═══ Stored data ═══

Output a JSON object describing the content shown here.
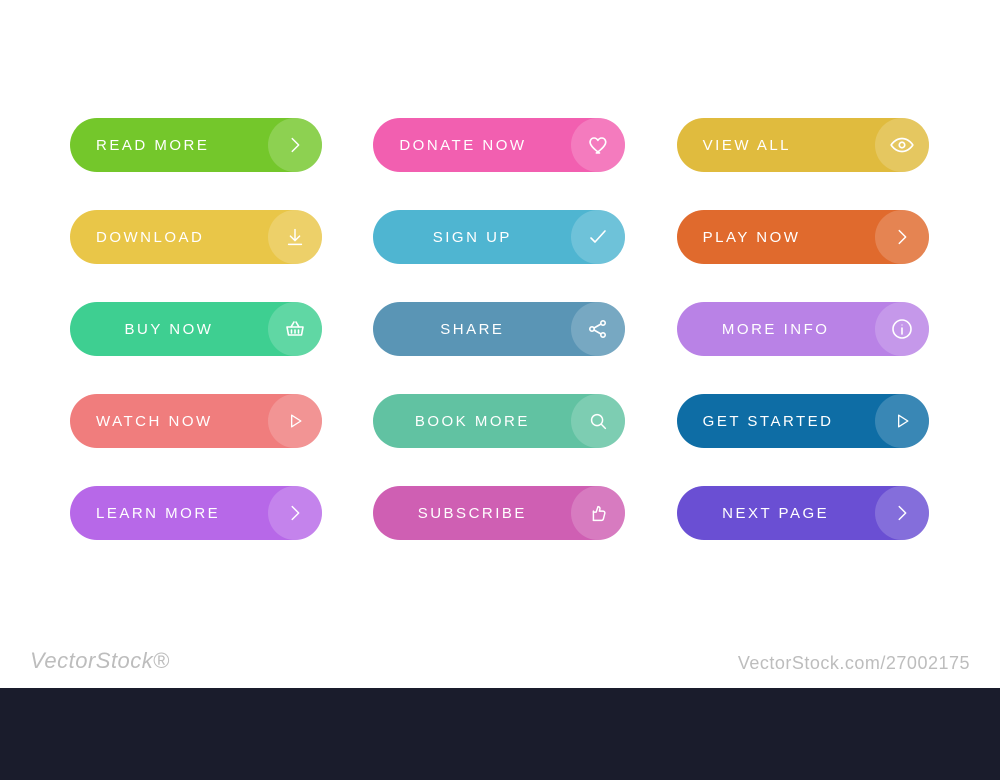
{
  "buttons": [
    {
      "id": "read-more",
      "label": "READ MORE",
      "icon": "chevron-right",
      "color": "#74c72b",
      "align": "left"
    },
    {
      "id": "donate-now",
      "label": "DONATE NOW",
      "icon": "heart",
      "color": "#f25fb0",
      "align": "left"
    },
    {
      "id": "view-all",
      "label": "VIEW ALL",
      "icon": "eye",
      "color": "#e0bb3e",
      "align": "left"
    },
    {
      "id": "download",
      "label": "DOWNLOAD",
      "icon": "download",
      "color": "#e9c648",
      "align": "left"
    },
    {
      "id": "sign-up",
      "label": "SIGN UP",
      "icon": "check",
      "color": "#4fb5d1",
      "align": "center"
    },
    {
      "id": "play-now",
      "label": "PLAY NOW",
      "icon": "chevron-right",
      "color": "#e06a2d",
      "align": "left"
    },
    {
      "id": "buy-now",
      "label": "BUY NOW",
      "icon": "basket",
      "color": "#3ecf91",
      "align": "center"
    },
    {
      "id": "share",
      "label": "SHARE",
      "icon": "share",
      "color": "#5a95b5",
      "align": "center"
    },
    {
      "id": "more-info",
      "label": "MORE INFO",
      "icon": "info",
      "color": "#b982e6",
      "align": "center"
    },
    {
      "id": "watch-now",
      "label": "WATCH NOW",
      "icon": "play",
      "color": "#f07d7d",
      "align": "left"
    },
    {
      "id": "book-more",
      "label": "BOOK MORE",
      "icon": "search",
      "color": "#61c2a2",
      "align": "center"
    },
    {
      "id": "get-started",
      "label": "GET STARTED",
      "icon": "play",
      "color": "#0e6da5",
      "align": "left"
    },
    {
      "id": "learn-more",
      "label": "LEARN MORE",
      "icon": "chevron-right",
      "color": "#b768e8",
      "align": "left"
    },
    {
      "id": "subscribe",
      "label": "SUBSCRIBE",
      "icon": "thumbs-up",
      "color": "#cf5fb3",
      "align": "center"
    },
    {
      "id": "next-page",
      "label": "NEXT PAGE",
      "icon": "chevron-right",
      "color": "#6a4fd3",
      "align": "center"
    }
  ],
  "watermark": {
    "brand": "VectorStock",
    "suffix": "®",
    "attribution": "VectorStock.com/27002175"
  }
}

═══

# Direction
What you return should match the records above word for word, minus the pictures.

# Complete answer
Output a JSON object describing the content shown here.
{
  "buttons": [
    {
      "id": "read-more",
      "label": "READ MORE",
      "icon": "chevron-right",
      "color": "#74c72b",
      "align": "left"
    },
    {
      "id": "donate-now",
      "label": "DONATE NOW",
      "icon": "heart",
      "color": "#f25fb0",
      "align": "left"
    },
    {
      "id": "view-all",
      "label": "VIEW ALL",
      "icon": "eye",
      "color": "#e0bb3e",
      "align": "left"
    },
    {
      "id": "download",
      "label": "DOWNLOAD",
      "icon": "download",
      "color": "#e9c648",
      "align": "left"
    },
    {
      "id": "sign-up",
      "label": "SIGN UP",
      "icon": "check",
      "color": "#4fb5d1",
      "align": "center"
    },
    {
      "id": "play-now",
      "label": "PLAY NOW",
      "icon": "chevron-right",
      "color": "#e06a2d",
      "align": "left"
    },
    {
      "id": "buy-now",
      "label": "BUY NOW",
      "icon": "basket",
      "color": "#3ecf91",
      "align": "center"
    },
    {
      "id": "share",
      "label": "SHARE",
      "icon": "share",
      "color": "#5a95b5",
      "align": "center"
    },
    {
      "id": "more-info",
      "label": "MORE INFO",
      "icon": "info",
      "color": "#b982e6",
      "align": "center"
    },
    {
      "id": "watch-now",
      "label": "WATCH NOW",
      "icon": "play",
      "color": "#f07d7d",
      "align": "left"
    },
    {
      "id": "book-more",
      "label": "BOOK MORE",
      "icon": "search",
      "color": "#61c2a2",
      "align": "center"
    },
    {
      "id": "get-started",
      "label": "GET STARTED",
      "icon": "play",
      "color": "#0e6da5",
      "align": "left"
    },
    {
      "id": "learn-more",
      "label": "LEARN MORE",
      "icon": "chevron-right",
      "color": "#b768e8",
      "align": "left"
    },
    {
      "id": "subscribe",
      "label": "SUBSCRIBE",
      "icon": "thumbs-up",
      "color": "#cf5fb3",
      "align": "center"
    },
    {
      "id": "next-page",
      "label": "NEXT PAGE",
      "icon": "chevron-right",
      "color": "#6a4fd3",
      "align": "center"
    }
  ],
  "watermark": {
    "brand": "VectorStock",
    "suffix": "®",
    "attribution": "VectorStock.com/27002175"
  }
}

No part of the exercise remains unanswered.